Pictures stay out of the copy; restate everything else in the material exactly.

__________

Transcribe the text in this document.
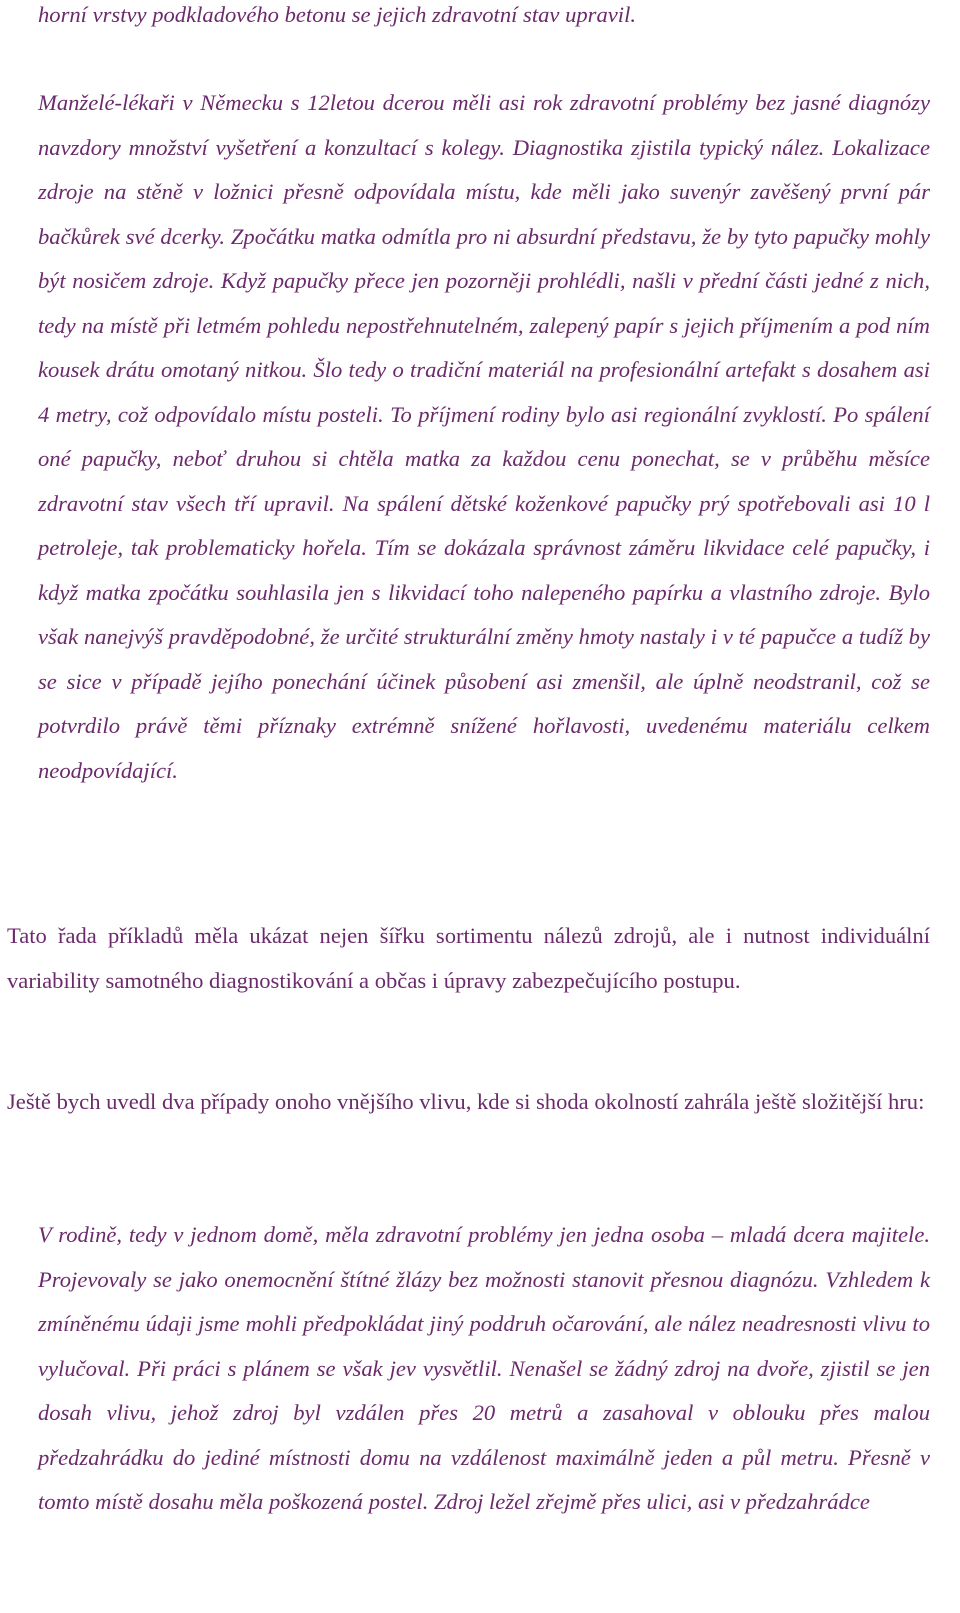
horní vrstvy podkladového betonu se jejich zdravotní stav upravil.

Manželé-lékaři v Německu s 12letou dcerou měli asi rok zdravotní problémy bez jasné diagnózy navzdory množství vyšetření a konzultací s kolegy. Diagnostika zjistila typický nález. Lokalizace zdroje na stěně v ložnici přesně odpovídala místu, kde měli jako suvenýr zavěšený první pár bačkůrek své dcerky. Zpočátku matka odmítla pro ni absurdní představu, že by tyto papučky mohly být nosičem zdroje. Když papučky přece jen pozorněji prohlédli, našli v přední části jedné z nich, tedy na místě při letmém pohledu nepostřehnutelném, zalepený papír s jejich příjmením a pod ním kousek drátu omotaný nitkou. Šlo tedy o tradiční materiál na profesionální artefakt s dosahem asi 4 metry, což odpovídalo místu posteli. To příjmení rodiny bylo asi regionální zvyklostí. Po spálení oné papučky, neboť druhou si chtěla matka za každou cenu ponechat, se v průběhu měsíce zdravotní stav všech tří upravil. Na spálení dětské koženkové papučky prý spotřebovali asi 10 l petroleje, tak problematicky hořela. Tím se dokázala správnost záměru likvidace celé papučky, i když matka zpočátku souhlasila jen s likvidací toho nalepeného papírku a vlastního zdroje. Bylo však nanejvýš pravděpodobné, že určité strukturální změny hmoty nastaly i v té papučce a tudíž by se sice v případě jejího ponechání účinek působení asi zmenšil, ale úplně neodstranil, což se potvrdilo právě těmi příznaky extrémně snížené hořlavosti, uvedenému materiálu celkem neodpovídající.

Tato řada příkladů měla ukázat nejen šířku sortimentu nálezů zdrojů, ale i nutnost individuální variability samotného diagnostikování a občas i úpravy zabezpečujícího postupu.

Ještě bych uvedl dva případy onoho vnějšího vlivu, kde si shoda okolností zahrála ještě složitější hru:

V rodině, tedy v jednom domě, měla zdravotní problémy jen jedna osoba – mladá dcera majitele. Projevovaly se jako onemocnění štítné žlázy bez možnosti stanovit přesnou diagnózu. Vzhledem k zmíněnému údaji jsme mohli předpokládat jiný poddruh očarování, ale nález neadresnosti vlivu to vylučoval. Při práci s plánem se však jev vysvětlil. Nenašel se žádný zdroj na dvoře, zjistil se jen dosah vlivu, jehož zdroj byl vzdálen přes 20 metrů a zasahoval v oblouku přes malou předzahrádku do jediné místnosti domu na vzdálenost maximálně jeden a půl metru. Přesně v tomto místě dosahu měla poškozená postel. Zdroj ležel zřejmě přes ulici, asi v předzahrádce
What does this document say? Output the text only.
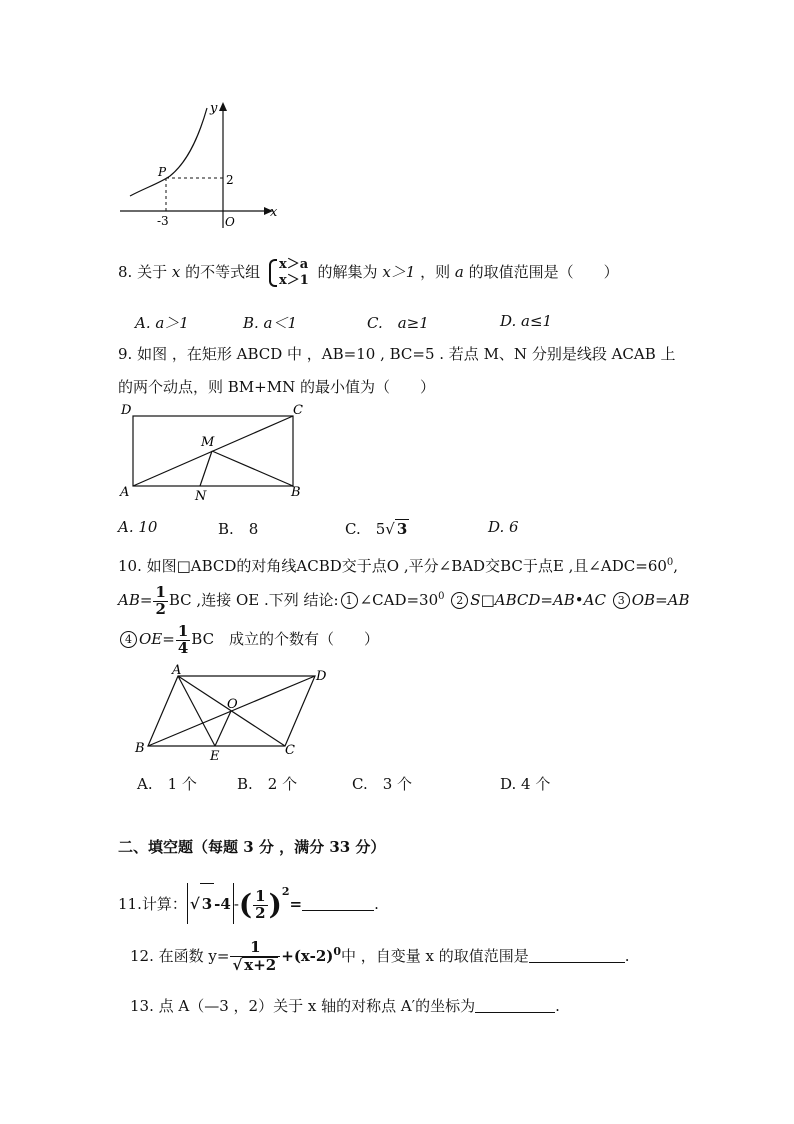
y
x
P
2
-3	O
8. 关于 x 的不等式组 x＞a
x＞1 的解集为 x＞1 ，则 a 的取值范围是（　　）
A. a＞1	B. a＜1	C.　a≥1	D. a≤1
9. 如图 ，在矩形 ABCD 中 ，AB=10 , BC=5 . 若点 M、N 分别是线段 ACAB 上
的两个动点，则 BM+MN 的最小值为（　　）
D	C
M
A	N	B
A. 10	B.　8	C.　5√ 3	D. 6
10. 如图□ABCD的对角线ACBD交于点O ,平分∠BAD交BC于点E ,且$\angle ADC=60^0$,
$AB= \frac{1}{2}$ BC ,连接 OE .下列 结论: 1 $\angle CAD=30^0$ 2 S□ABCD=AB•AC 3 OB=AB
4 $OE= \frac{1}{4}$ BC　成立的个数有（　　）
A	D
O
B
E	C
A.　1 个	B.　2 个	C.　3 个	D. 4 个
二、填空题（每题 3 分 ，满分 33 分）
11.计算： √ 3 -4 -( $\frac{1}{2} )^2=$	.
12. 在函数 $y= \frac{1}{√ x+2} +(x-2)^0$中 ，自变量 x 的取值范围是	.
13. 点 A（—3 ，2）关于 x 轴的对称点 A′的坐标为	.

__________

Exercise result:
Transcribe the text in this document.
horní vrstvy podkladového betonu se jejich zdravotní stav upravil.

Manželé-lékaři v Německu s 12letou dcerou měli asi rok zdravotní problémy bez jasné diagnózy navzdory množství vyšetření a konzultací s kolegy. Diagnostika zjistila typický nález. Lokalizace zdroje na stěně v ložnici přesně odpovídala místu, kde měli jako suvenýr zavěšený první pár bačkůrek své dcerky. Zpočátku matka odmítla pro ni absurdní představu, že by tyto papučky mohly být nosičem zdroje. Když papučky přece jen pozorněji prohlédli, našli v přední části jedné z nich, tedy na místě při letmém pohledu nepostřehnutelném, zalepený papír s jejich příjmením a pod ním kousek drátu omotaný nitkou. Šlo tedy o tradiční materiál na profesionální artefakt s dosahem asi 4 metry, což odpovídalo místu posteli. To příjmení rodiny bylo asi regionální zvyklostí. Po spálení oné papučky, neboť druhou si chtěla matka za každou cenu ponechat, se v průběhu měsíce zdravotní stav všech tří upravil. Na spálení dětské koženkové papučky prý spotřebovali asi 10 l petroleje, tak problematicky hořela. Tím se dokázala správnost záměru likvidace celé papučky, i když matka zpočátku souhlasila jen s likvidací toho nalepeného papírku a vlastního zdroje. Bylo však nanejvýš pravděpodobné, že určité strukturální změny hmoty nastaly i v té papučce a tudíž by se sice v případě jejího ponechání účinek působení asi zmenšil, ale úplně neodstranil, což se potvrdilo právě těmi příznaky extrémně snížené hořlavosti, uvedenému materiálu celkem neodpovídající.

Tato řada příkladů měla ukázat nejen šířku sortimentu nálezů zdrojů, ale i nutnost individuální variability samotného diagnostikování a občas i úpravy zabezpečujícího postupu.

Ještě bych uvedl dva případy onoho vnějšího vlivu, kde si shoda okolností zahrála ještě složitější hru:

V rodině, tedy v jednom domě, měla zdravotní problémy jen jedna osoba – mladá dcera majitele. Projevovaly se jako onemocnění štítné žlázy bez možnosti stanovit přesnou diagnózu. Vzhledem k zmíněnému údaji jsme mohli předpokládat jiný poddruh očarování, ale nález neadresnosti vlivu to vylučoval. Při práci s plánem se však jev vysvětlil. Nenašel se žádný zdroj na dvoře, zjistil se jen dosah vlivu, jehož zdroj byl vzdálen přes 20 metrů a zasahoval v oblouku přes malou předzahrádku do jediné místnosti domu na vzdálenost maximálně jeden a půl metru. Přesně v tomto místě dosahu měla poškozená postel. Zdroj ležel zřejmě přes ulici, asi v předzahrádce
What does this document say? Output the text only.
y
x
P
2
-3	O
8. 关于 x 的不等式组 x＞a
x＞1 的解集为 x＞1 ，则 a 的取值范围是（　　）
A. a＞1	B. a＜1	C.　a≥1	D. a≤1
9. 如图 ，在矩形 ABCD 中 ，AB=10 , BC=5 . 若点 M、N 分别是线段 ACAB 上
的两个动点，则 BM+MN 的最小值为（　　）
D	C
M
A	N	B
A. 10	B.　8	C.　5√ 3	D. 6
10. 如图□ABCD的对角线ACBD交于点O ,平分∠BAD交BC于点E ,且$\angle ADC=60^0$,
$AB= \frac{1}{2}$ BC ,连接 OE .下列 结论: 1 $\angle CAD=30^0$ 2 S□ABCD=AB•AC 3 OB=AB
4 $OE= \frac{1}{4}$ BC　成立的个数有（　　）
A	D
O
B
E	C
A.　1 个	B.　2 个	C.　3 个	D. 4 个
二、填空题（每题 3 分 ，满分 33 分）
11.计算： √ 3 -4 -( $\frac{1}{2} )^2=$	.
12. 在函数 $y= \frac{1}{√ x+2} +(x-2)^0$中 ，自变量 x 的取值范围是	.
13. 点 A（—3 ，2）关于 x 轴的对称点 A′的坐标为	.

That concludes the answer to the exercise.